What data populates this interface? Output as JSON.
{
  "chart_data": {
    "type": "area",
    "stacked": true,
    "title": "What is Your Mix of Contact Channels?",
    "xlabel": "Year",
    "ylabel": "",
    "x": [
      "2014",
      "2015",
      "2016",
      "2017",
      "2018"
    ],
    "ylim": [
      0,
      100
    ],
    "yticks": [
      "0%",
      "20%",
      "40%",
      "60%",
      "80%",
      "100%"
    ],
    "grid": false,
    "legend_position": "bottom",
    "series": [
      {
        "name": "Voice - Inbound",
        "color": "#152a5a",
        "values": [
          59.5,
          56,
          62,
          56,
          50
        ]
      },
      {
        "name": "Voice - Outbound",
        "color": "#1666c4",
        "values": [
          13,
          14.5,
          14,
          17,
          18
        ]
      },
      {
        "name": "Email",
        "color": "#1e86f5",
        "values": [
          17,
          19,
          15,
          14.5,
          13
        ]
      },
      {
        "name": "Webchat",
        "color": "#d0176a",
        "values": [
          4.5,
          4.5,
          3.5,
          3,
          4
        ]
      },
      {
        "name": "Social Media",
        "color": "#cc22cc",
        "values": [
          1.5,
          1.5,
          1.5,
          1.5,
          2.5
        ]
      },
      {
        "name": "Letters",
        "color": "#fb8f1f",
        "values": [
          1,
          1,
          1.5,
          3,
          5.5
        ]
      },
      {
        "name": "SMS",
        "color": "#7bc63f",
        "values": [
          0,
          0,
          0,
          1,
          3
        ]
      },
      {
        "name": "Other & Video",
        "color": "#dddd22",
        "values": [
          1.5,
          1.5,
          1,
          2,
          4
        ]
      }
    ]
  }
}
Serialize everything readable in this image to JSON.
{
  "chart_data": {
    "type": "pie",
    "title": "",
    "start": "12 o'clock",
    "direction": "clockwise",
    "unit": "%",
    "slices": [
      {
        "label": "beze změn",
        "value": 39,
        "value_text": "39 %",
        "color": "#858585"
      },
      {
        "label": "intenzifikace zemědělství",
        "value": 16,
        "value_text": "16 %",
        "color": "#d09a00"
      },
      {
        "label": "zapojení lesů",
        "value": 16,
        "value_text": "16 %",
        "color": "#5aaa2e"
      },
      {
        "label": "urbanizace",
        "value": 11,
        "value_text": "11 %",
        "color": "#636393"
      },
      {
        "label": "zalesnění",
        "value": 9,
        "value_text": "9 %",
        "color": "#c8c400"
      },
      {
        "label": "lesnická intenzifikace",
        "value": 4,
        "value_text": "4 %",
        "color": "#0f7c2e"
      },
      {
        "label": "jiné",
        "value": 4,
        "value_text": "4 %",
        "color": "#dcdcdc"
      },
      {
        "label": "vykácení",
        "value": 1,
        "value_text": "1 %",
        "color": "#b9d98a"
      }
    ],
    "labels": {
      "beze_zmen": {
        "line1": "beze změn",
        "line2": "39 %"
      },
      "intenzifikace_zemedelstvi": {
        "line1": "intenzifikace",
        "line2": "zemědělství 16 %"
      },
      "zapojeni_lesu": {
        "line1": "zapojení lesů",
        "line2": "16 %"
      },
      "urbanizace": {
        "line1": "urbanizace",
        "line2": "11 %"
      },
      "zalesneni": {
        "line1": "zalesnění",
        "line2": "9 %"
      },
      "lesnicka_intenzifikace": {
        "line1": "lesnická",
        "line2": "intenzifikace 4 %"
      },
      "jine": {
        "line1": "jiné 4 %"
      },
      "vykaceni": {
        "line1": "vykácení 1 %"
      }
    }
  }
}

+ + + + +

### WHAT YOU NEED TO DO
Provide all the records again, word for word.

### SOLUTION TO THIS EXERCISE
What data populates this interface? Output as JSON.
{
  "chart_data": {
    "type": "area",
    "stacked": true,
    "title": "What is Your Mix of Contact Channels?",
    "xlabel": "Year",
    "ylabel": "",
    "x": [
      "2014",
      "2015",
      "2016",
      "2017",
      "2018"
    ],
    "ylim": [
      0,
      100
    ],
    "yticks": [
      "0%",
      "20%",
      "40%",
      "60%",
      "80%",
      "100%"
    ],
    "grid": false,
    "legend_position": "bottom",
    "series": [
      {
        "name": "Voice - Inbound",
        "color": "#152a5a",
        "values": [
          59.5,
          56,
          62,
          56,
          50
        ]
      },
      {
        "name": "Voice - Outbound",
        "color": "#1666c4",
        "values": [
          13,
          14.5,
          14,
          17,
          18
        ]
      },
      {
        "name": "Email",
        "color": "#1e86f5",
        "values": [
          17,
          19,
          15,
          14.5,
          13
        ]
      },
      {
        "name": "Webchat",
        "color": "#d0176a",
        "values": [
          4.5,
          4.5,
          3.5,
          3,
          4
        ]
      },
      {
        "name": "Social Media",
        "color": "#cc22cc",
        "values": [
          1.5,
          1.5,
          1.5,
          1.5,
          2.5
        ]
      },
      {
        "name": "Letters",
        "color": "#fb8f1f",
        "values": [
          1,
          1,
          1.5,
          3,
          5.5
        ]
      },
      {
        "name": "SMS",
        "color": "#7bc63f",
        "values": [
          0,
          0,
          0,
          1,
          3
        ]
      },
      {
        "name": "Other & Video",
        "color": "#dddd22",
        "values": [
          1.5,
          1.5,
          1,
          2,
          4
        ]
      }
    ]
  }
}
Serialize everything readable in this image to JSON.
{
  "chart_data": {
    "type": "pie",
    "title": "",
    "start": "12 o'clock",
    "direction": "clockwise",
    "unit": "%",
    "slices": [
      {
        "label": "beze změn",
        "value": 39,
        "value_text": "39 %",
        "color": "#858585"
      },
      {
        "label": "intenzifikace zemědělství",
        "value": 16,
        "value_text": "16 %",
        "color": "#d09a00"
      },
      {
        "label": "zapojení lesů",
        "value": 16,
        "value_text": "16 %",
        "color": "#5aaa2e"
      },
      {
        "label": "urbanizace",
        "value": 11,
        "value_text": "11 %",
        "color": "#636393"
      },
      {
        "label": "zalesnění",
        "value": 9,
        "value_text": "9 %",
        "color": "#c8c400"
      },
      {
        "label": "lesnická intenzifikace",
        "value": 4,
        "value_text": "4 %",
        "color": "#0f7c2e"
      },
      {
        "label": "jiné",
        "value": 4,
        "value_text": "4 %",
        "color": "#dcdcdc"
      },
      {
        "label": "vykácení",
        "value": 1,
        "value_text": "1 %",
        "color": "#b9d98a"
      }
    ],
    "labels": {
      "beze_zmen": {
        "line1": "beze změn",
        "line2": "39 %"
      },
      "intenzifikace_zemedelstvi": {
        "line1": "intenzifikace",
        "line2": "zemědělství 16 %"
      },
      "zapojeni_lesu": {
        "line1": "zapojení lesů",
        "line2": "16 %"
      },
      "urbanizace": {
        "line1": "urbanizace",
        "line2": "11 %"
      },
      "zalesneni": {
        "line1": "zalesnění",
        "line2": "9 %"
      },
      "lesnicka_intenzifikace": {
        "line1": "lesnická",
        "line2": "intenzifikace 4 %"
      },
      "jine": {
        "line1": "jiné 4 %"
      },
      "vykaceni": {
        "line1": "vykácení 1 %"
      }
    }
  }
}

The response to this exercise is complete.